Figure content listings
## START

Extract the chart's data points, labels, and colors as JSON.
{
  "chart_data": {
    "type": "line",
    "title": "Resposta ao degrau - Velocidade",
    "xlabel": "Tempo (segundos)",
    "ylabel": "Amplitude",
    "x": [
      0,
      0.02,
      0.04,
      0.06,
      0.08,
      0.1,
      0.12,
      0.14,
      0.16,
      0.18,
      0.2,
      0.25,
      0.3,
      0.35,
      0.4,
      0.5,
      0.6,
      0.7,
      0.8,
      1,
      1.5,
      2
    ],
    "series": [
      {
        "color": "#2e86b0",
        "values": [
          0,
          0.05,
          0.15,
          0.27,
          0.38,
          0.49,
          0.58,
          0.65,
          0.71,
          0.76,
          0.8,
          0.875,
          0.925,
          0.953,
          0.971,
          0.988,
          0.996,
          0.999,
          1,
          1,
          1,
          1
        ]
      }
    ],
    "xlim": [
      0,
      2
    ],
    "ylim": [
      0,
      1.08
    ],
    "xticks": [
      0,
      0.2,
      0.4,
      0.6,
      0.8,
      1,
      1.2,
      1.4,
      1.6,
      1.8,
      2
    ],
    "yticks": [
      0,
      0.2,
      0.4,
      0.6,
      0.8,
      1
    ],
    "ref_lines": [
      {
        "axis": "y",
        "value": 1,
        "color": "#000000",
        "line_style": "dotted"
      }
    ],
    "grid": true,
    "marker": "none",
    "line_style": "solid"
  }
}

## END

→ **CHALLENGE**
Repeat the material above in full, exactly as it stands.

→ **EXERCISE ANSWER**
Extract the chart's data points, labels, and colors as JSON.
{
  "chart_data": {
    "type": "line",
    "title": "Resposta ao degrau - Velocidade",
    "xlabel": "Tempo (segundos)",
    "ylabel": "Amplitude",
    "x": [
      0,
      0.02,
      0.04,
      0.06,
      0.08,
      0.1,
      0.12,
      0.14,
      0.16,
      0.18,
      0.2,
      0.25,
      0.3,
      0.35,
      0.4,
      0.5,
      0.6,
      0.7,
      0.8,
      1,
      1.5,
      2
    ],
    "series": [
      {
        "color": "#2e86b0",
        "values": [
          0,
          0.05,
          0.15,
          0.27,
          0.38,
          0.49,
          0.58,
          0.65,
          0.71,
          0.76,
          0.8,
          0.875,
          0.925,
          0.953,
          0.971,
          0.988,
          0.996,
          0.999,
          1,
          1,
          1,
          1
        ]
      }
    ],
    "xlim": [
      0,
      2
    ],
    "ylim": [
      0,
      1.08
    ],
    "xticks": [
      0,
      0.2,
      0.4,
      0.6,
      0.8,
      1,
      1.2,
      1.4,
      1.6,
      1.8,
      2
    ],
    "yticks": [
      0,
      0.2,
      0.4,
      0.6,
      0.8,
      1
    ],
    "ref_lines": [
      {
        "axis": "y",
        "value": 1,
        "color": "#000000",
        "line_style": "dotted"
      }
    ],
    "grid": true,
    "marker": "none",
    "line_style": "solid"
  }
}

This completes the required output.